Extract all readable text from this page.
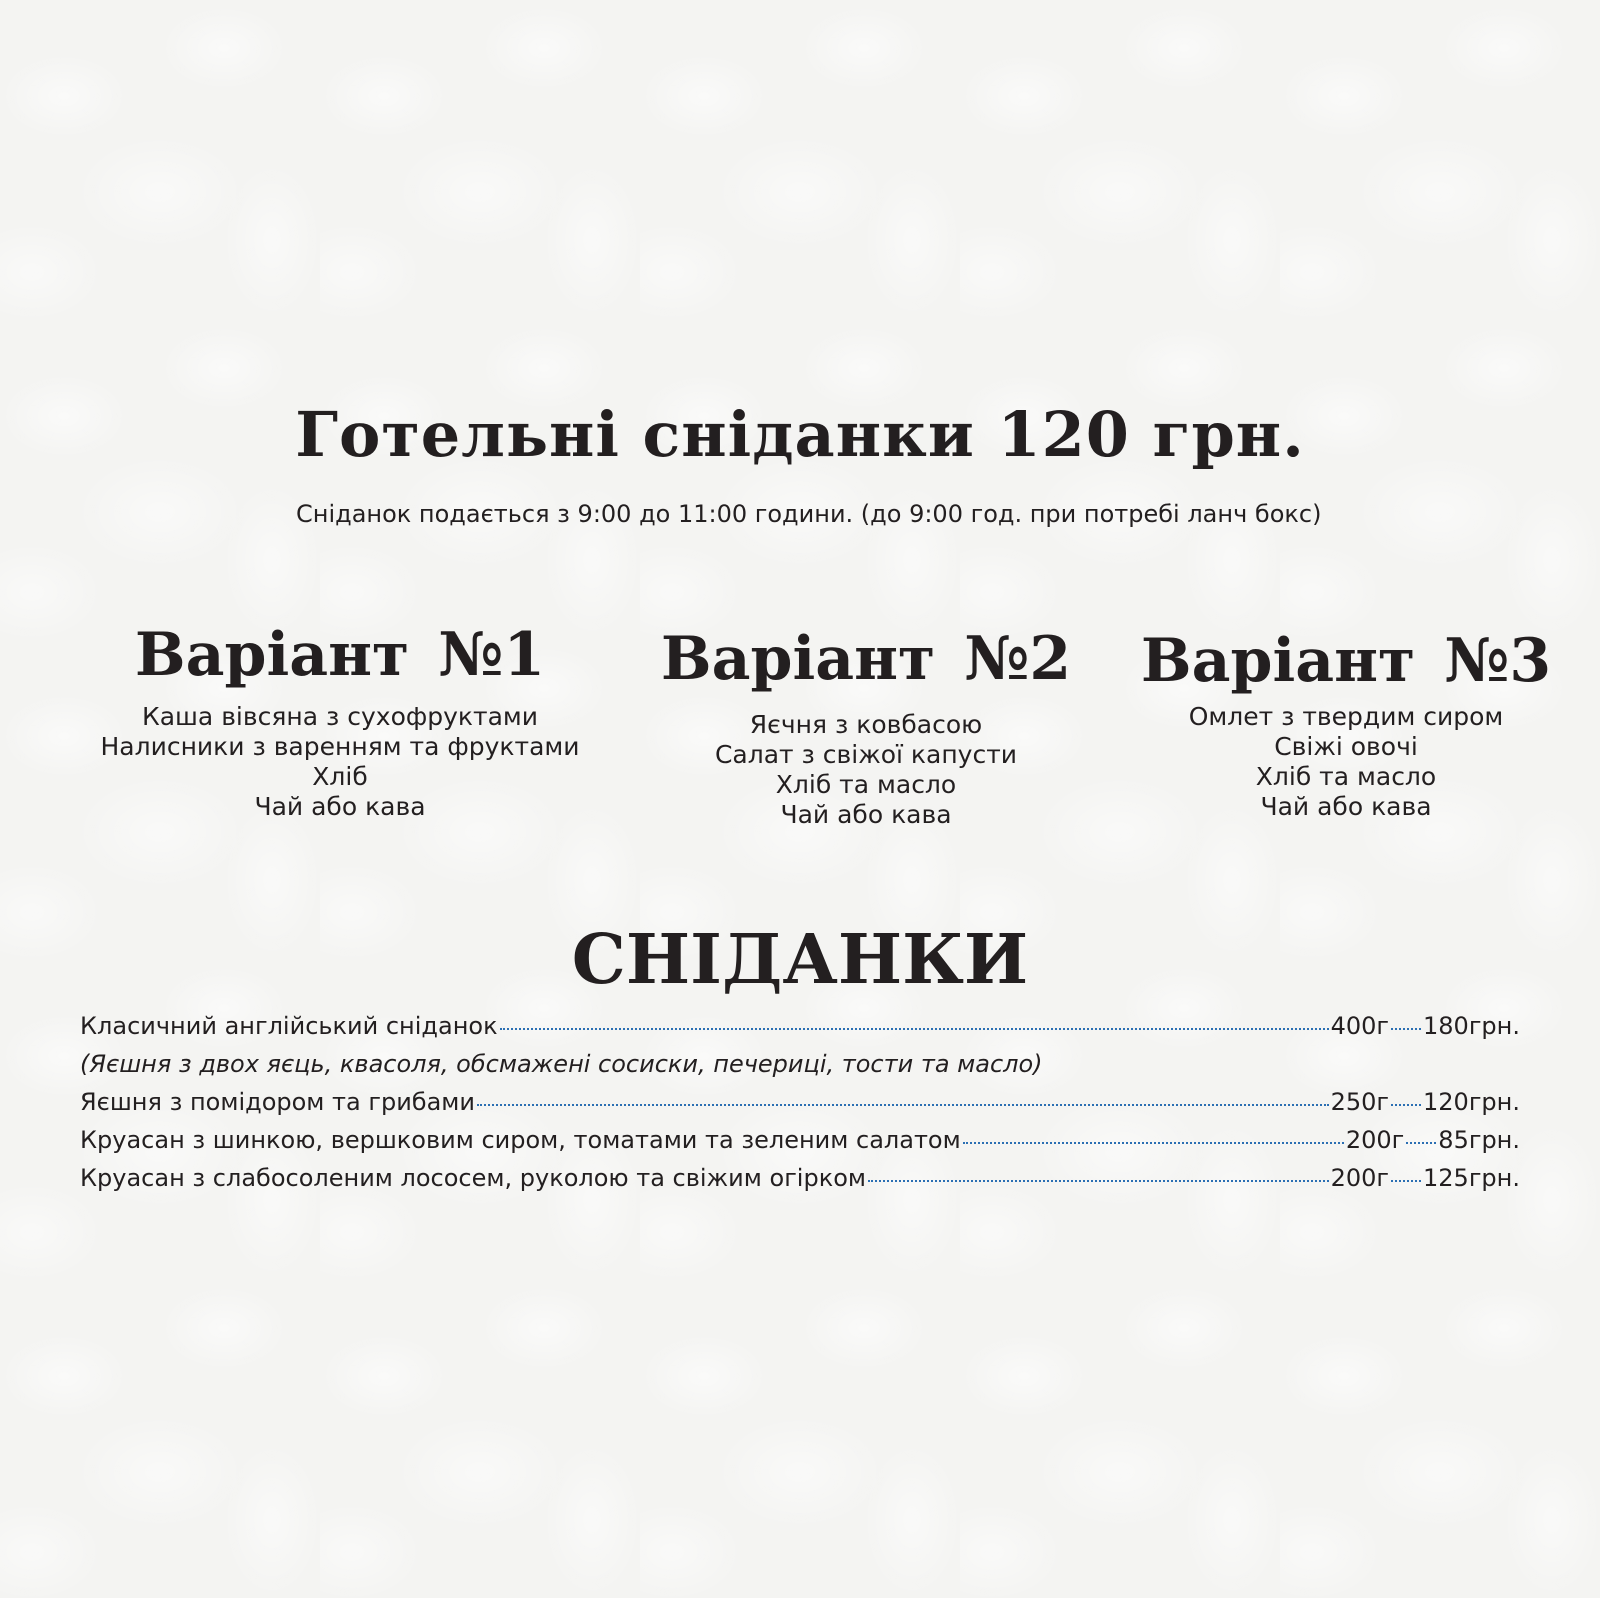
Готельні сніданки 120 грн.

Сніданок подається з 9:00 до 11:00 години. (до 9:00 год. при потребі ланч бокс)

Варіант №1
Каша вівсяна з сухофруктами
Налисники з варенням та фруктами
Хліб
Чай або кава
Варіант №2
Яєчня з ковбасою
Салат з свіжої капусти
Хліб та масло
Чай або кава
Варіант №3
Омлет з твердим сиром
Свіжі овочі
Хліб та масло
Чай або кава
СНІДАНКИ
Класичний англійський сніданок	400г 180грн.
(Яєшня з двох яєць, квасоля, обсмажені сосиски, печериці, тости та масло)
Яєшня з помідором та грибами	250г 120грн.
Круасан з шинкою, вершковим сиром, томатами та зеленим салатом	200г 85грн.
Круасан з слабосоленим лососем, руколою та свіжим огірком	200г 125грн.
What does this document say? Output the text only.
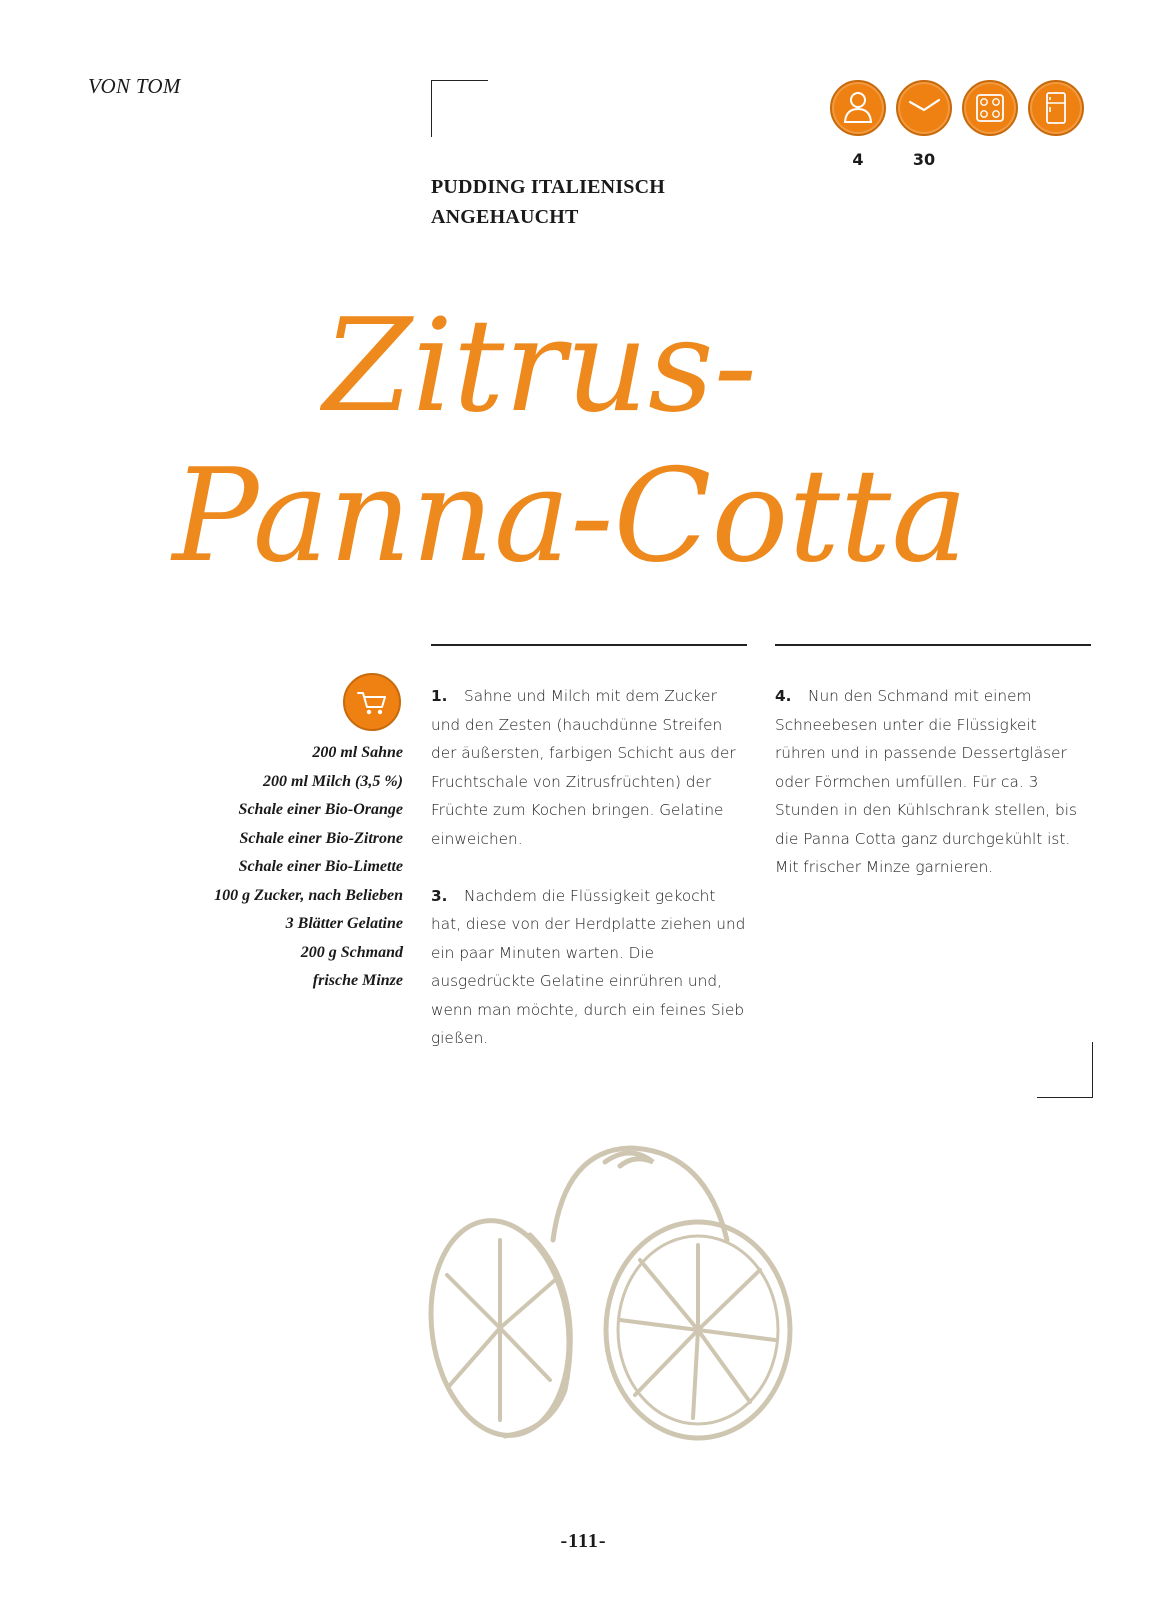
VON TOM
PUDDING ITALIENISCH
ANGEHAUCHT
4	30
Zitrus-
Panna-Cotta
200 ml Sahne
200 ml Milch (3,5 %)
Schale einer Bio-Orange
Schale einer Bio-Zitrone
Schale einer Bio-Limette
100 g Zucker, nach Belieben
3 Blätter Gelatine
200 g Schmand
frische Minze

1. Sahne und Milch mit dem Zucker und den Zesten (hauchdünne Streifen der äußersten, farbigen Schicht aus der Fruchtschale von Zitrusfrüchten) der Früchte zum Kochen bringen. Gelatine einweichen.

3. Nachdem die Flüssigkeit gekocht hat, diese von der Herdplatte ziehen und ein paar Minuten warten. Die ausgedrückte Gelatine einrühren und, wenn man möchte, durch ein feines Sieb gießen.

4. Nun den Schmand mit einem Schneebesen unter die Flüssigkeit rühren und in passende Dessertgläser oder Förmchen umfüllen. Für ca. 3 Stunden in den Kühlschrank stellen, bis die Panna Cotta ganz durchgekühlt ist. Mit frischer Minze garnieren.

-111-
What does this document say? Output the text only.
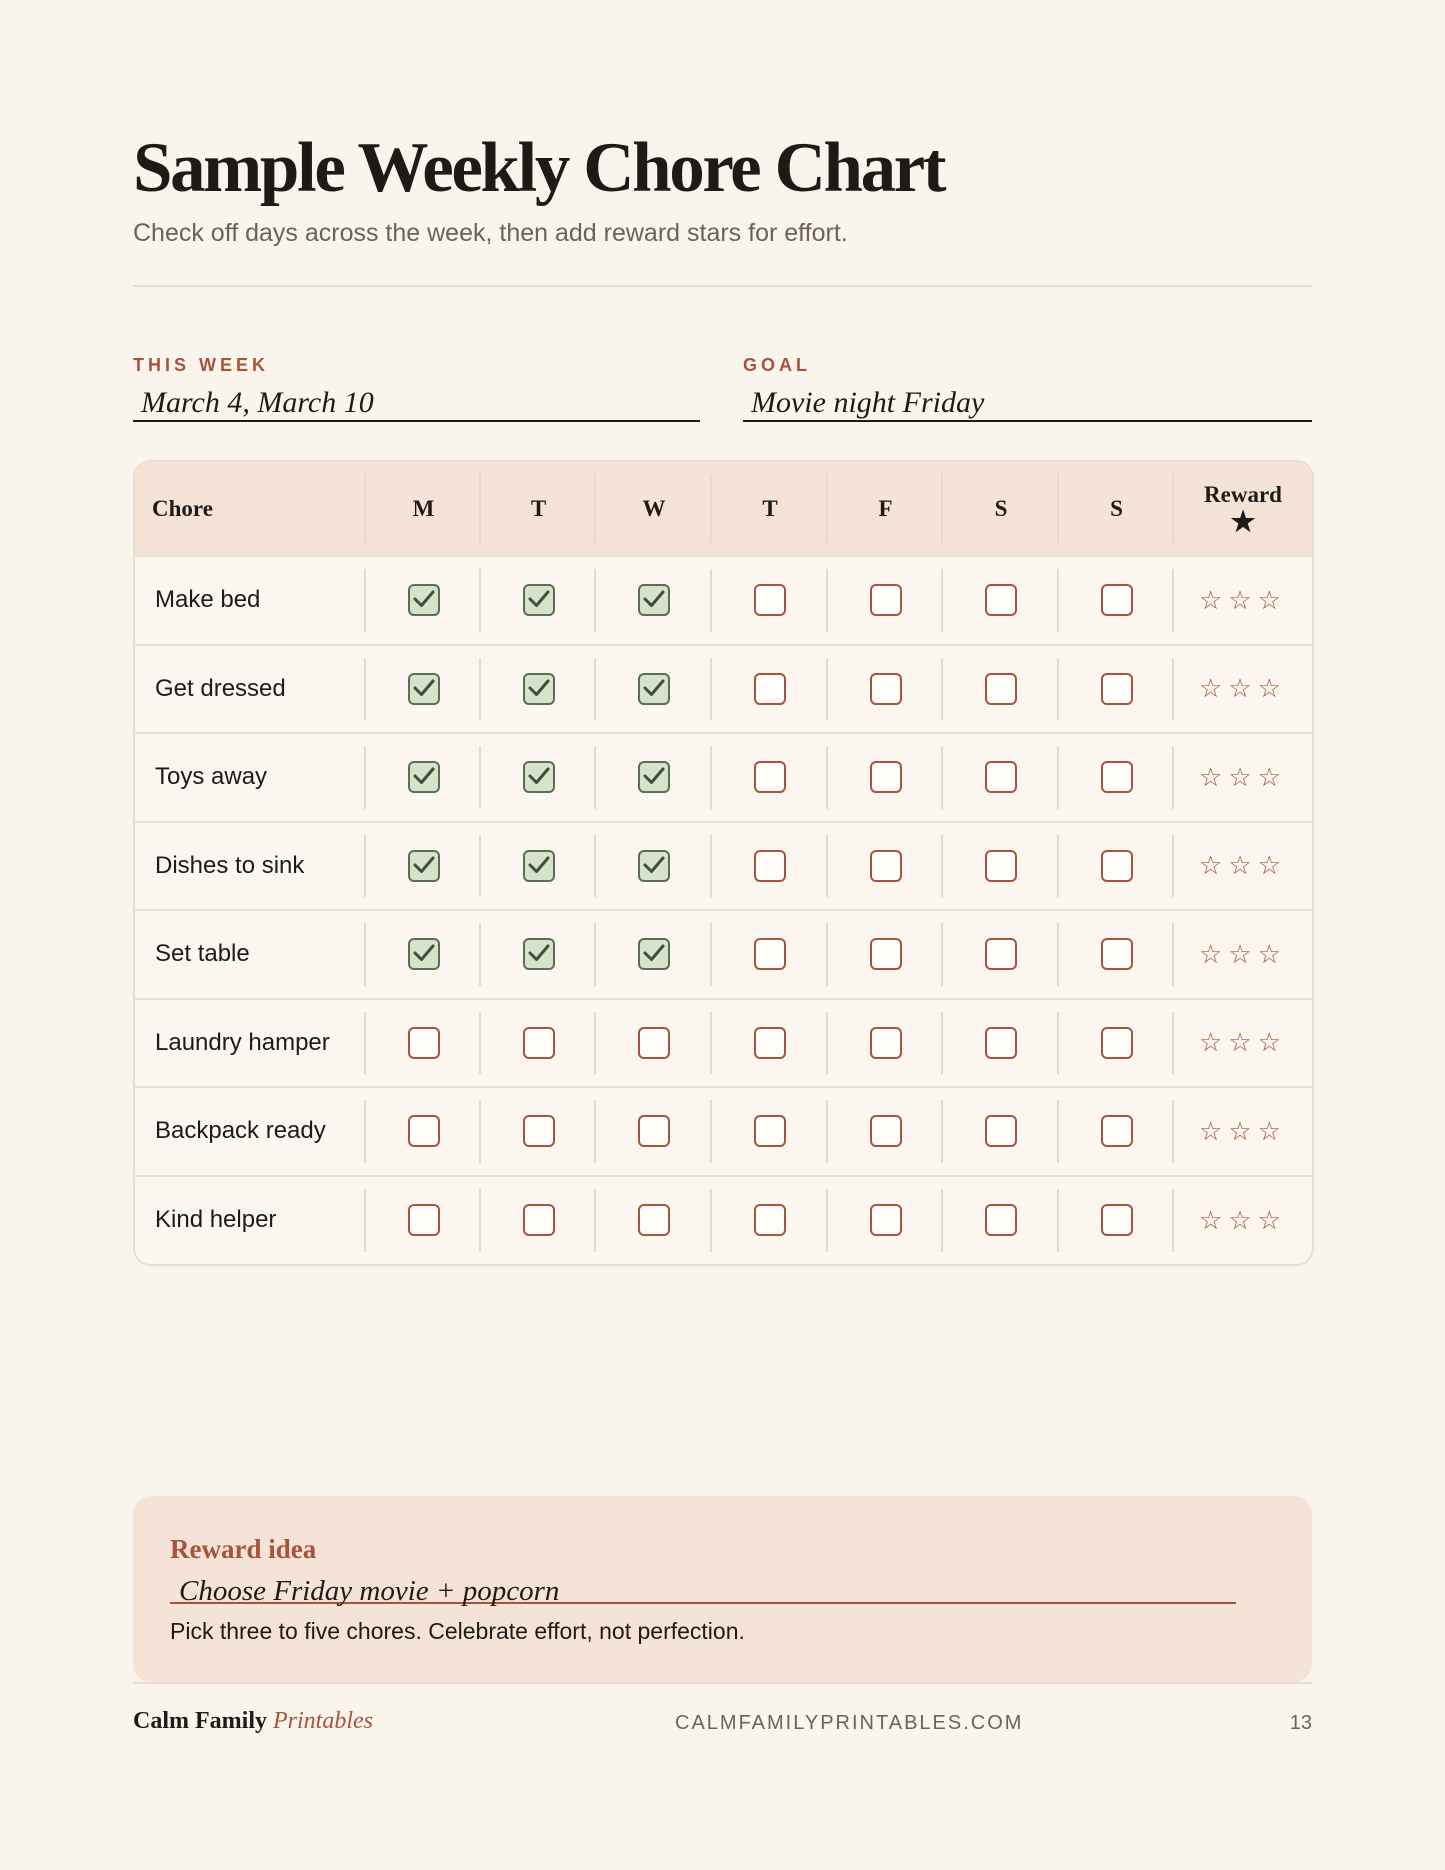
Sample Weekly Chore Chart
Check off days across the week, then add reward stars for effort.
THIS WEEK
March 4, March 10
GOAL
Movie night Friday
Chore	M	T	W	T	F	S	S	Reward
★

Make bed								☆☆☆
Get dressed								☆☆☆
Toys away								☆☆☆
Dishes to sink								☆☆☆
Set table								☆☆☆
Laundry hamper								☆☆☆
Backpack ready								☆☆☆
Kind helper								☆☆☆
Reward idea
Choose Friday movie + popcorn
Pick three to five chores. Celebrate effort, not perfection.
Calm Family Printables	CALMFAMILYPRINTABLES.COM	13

-------------------------

▸ DESCRIPTION OF THE TASK: Gather all the lines that include the word "Яєшня" and copy them out.

▸ EXERCISE RESPONSE:
(Яєшня з двох яєць, квасоля, обсмажені сосиски, печериці, тости та масло)
Яєшня з помідором та грибами	250г 120грн.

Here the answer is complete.